Work to be completed: Write out the whole of the material exactly.

Dataset rows:

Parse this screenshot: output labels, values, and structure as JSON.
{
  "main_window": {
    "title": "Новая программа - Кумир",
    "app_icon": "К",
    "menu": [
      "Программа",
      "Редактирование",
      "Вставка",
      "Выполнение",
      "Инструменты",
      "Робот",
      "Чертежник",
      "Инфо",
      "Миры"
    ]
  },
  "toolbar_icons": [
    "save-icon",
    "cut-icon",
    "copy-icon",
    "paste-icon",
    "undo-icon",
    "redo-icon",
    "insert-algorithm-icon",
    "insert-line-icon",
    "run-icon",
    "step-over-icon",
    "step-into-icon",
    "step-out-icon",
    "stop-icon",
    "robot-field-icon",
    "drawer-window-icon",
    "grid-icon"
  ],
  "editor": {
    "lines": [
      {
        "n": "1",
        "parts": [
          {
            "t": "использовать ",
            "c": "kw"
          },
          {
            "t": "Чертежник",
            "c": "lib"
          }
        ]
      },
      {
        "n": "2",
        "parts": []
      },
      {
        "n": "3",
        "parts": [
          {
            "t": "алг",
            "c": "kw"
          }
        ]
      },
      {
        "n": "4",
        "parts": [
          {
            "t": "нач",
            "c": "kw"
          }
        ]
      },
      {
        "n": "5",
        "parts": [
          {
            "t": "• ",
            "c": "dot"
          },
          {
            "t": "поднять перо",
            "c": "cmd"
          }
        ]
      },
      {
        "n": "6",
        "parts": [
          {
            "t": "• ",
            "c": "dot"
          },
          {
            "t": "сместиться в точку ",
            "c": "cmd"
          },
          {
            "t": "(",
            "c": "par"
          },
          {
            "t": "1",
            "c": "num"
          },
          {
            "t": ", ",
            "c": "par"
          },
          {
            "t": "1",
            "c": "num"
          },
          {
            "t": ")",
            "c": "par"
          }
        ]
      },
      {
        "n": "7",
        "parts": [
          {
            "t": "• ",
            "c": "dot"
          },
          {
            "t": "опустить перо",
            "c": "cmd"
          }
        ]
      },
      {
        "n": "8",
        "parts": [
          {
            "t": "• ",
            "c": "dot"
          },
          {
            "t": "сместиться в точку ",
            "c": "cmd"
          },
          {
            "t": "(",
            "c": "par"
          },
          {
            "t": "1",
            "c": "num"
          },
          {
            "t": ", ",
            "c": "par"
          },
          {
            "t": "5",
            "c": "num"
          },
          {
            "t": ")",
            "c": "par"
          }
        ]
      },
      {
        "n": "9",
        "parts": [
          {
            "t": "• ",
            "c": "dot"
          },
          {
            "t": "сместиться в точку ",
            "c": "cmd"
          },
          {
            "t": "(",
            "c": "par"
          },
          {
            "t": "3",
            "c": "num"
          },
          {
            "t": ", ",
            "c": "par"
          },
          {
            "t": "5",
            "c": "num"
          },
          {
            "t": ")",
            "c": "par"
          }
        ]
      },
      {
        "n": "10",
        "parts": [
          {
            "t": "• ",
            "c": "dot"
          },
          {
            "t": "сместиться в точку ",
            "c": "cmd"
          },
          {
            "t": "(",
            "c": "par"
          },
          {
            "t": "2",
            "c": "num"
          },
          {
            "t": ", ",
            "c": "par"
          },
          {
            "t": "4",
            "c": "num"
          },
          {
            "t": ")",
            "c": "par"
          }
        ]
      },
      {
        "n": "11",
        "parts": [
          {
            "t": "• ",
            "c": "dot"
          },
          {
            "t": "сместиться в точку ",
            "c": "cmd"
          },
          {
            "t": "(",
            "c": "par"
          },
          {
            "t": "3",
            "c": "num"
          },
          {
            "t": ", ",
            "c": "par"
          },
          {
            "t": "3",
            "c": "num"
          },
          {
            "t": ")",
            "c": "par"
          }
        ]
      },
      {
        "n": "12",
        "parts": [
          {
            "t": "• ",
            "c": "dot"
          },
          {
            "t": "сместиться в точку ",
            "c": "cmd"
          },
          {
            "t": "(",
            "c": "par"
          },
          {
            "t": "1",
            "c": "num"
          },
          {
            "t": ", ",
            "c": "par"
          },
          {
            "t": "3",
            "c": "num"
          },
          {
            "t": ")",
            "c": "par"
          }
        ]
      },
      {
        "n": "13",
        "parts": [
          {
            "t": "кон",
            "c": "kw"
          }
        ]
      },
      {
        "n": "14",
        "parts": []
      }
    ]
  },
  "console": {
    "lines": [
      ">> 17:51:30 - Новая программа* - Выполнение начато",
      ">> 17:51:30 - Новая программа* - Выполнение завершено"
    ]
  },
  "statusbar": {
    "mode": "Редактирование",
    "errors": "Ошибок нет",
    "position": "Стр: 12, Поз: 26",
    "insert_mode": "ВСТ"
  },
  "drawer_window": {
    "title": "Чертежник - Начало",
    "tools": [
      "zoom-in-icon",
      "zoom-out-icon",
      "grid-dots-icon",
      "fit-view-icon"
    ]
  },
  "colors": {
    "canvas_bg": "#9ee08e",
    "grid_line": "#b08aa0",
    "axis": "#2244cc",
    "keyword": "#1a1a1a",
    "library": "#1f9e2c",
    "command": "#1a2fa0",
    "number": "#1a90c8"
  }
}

Result of this task:
Parse this screenshot: output labels, values, and structure as JSON.
{
  "main_window": {
    "title": "Новая программа - Кумир",
    "app_icon": "К",
    "menu": [
      "Программа",
      "Редактирование",
      "Вставка",
      "Выполнение",
      "Инструменты",
      "Робот",
      "Чертежник",
      "Инфо",
      "Миры"
    ]
  },
  "toolbar_icons": [
    "save-icon",
    "cut-icon",
    "copy-icon",
    "paste-icon",
    "undo-icon",
    "redo-icon",
    "insert-algorithm-icon",
    "insert-line-icon",
    "run-icon",
    "step-over-icon",
    "step-into-icon",
    "step-out-icon",
    "stop-icon",
    "robot-field-icon",
    "drawer-window-icon",
    "grid-icon"
  ],
  "editor": {
    "lines": [
      {
        "n": "1",
        "parts": [
          {
            "t": "использовать ",
            "c": "kw"
          },
          {
            "t": "Чертежник",
            "c": "lib"
          }
        ]
      },
      {
        "n": "2",
        "parts": []
      },
      {
        "n": "3",
        "parts": [
          {
            "t": "алг",
            "c": "kw"
          }
        ]
      },
      {
        "n": "4",
        "parts": [
          {
            "t": "нач",
            "c": "kw"
          }
        ]
      },
      {
        "n": "5",
        "parts": [
          {
            "t": "• ",
            "c": "dot"
          },
          {
            "t": "поднять перо",
            "c": "cmd"
          }
        ]
      },
      {
        "n": "6",
        "parts": [
          {
            "t": "• ",
            "c": "dot"
          },
          {
            "t": "сместиться в точку ",
            "c": "cmd"
          },
          {
            "t": "(",
            "c": "par"
          },
          {
            "t": "1",
            "c": "num"
          },
          {
            "t": ", ",
            "c": "par"
          },
          {
            "t": "1",
            "c": "num"
          },
          {
            "t": ")",
            "c": "par"
          }
        ]
      },
      {
        "n": "7",
        "parts": [
          {
            "t": "• ",
            "c": "dot"
          },
          {
            "t": "опустить перо",
            "c": "cmd"
          }
        ]
      },
      {
        "n": "8",
        "parts": [
          {
            "t": "• ",
            "c": "dot"
          },
          {
            "t": "сместиться в точку ",
            "c": "cmd"
          },
          {
            "t": "(",
            "c": "par"
          },
          {
            "t": "1",
            "c": "num"
          },
          {
            "t": ", ",
            "c": "par"
          },
          {
            "t": "5",
            "c": "num"
          },
          {
            "t": ")",
            "c": "par"
          }
        ]
      },
      {
        "n": "9",
        "parts": [
          {
            "t": "• ",
            "c": "dot"
          },
          {
            "t": "сместиться в точку ",
            "c": "cmd"
          },
          {
            "t": "(",
            "c": "par"
          },
          {
            "t": "3",
            "c": "num"
          },
          {
            "t": ", ",
            "c": "par"
          },
          {
            "t": "5",
            "c": "num"
          },
          {
            "t": ")",
            "c": "par"
          }
        ]
      },
      {
        "n": "10",
        "parts": [
          {
            "t": "• ",
            "c": "dot"
          },
          {
            "t": "сместиться в точку ",
            "c": "cmd"
          },
          {
            "t": "(",
            "c": "par"
          },
          {
            "t": "2",
            "c": "num"
          },
          {
            "t": ", ",
            "c": "par"
          },
          {
            "t": "4",
            "c": "num"
          },
          {
            "t": ")",
            "c": "par"
          }
        ]
      },
      {
        "n": "11",
        "parts": [
          {
            "t": "• ",
            "c": "dot"
          },
          {
            "t": "сместиться в точку ",
            "c": "cmd"
          },
          {
            "t": "(",
            "c": "par"
          },
          {
            "t": "3",
            "c": "num"
          },
          {
            "t": ", ",
            "c": "par"
          },
          {
            "t": "3",
            "c": "num"
          },
          {
            "t": ")",
            "c": "par"
          }
        ]
      },
      {
        "n": "12",
        "parts": [
          {
            "t": "• ",
            "c": "dot"
          },
          {
            "t": "сместиться в точку ",
            "c": "cmd"
          },
          {
            "t": "(",
            "c": "par"
          },
          {
            "t": "1",
            "c": "num"
          },
          {
            "t": ", ",
            "c": "par"
          },
          {
            "t": "3",
            "c": "num"
          },
          {
            "t": ")",
            "c": "par"
          }
        ]
      },
      {
        "n": "13",
        "parts": [
          {
            "t": "кон",
            "c": "kw"
          }
        ]
      },
      {
        "n": "14",
        "parts": []
      }
    ]
  },
  "console": {
    "lines": [
      ">> 17:51:30 - Новая программа* - Выполнение начато",
      ">> 17:51:30 - Новая программа* - Выполнение завершено"
    ]
  },
  "statusbar": {
    "mode": "Редактирование",
    "errors": "Ошибок нет",
    "position": "Стр: 12, Поз: 26",
    "insert_mode": "ВСТ"
  },
  "drawer_window": {
    "title": "Чертежник - Начало",
    "tools": [
      "zoom-in-icon",
      "zoom-out-icon",
      "grid-dots-icon",
      "fit-view-icon"
    ]
  },
  "colors": {
    "canvas_bg": "#9ee08e",
    "grid_line": "#b08aa0",
    "axis": "#2244cc",
    "keyword": "#1a1a1a",
    "library": "#1f9e2c",
    "command": "#1a2fa0",
    "number": "#1a90c8"
  }
}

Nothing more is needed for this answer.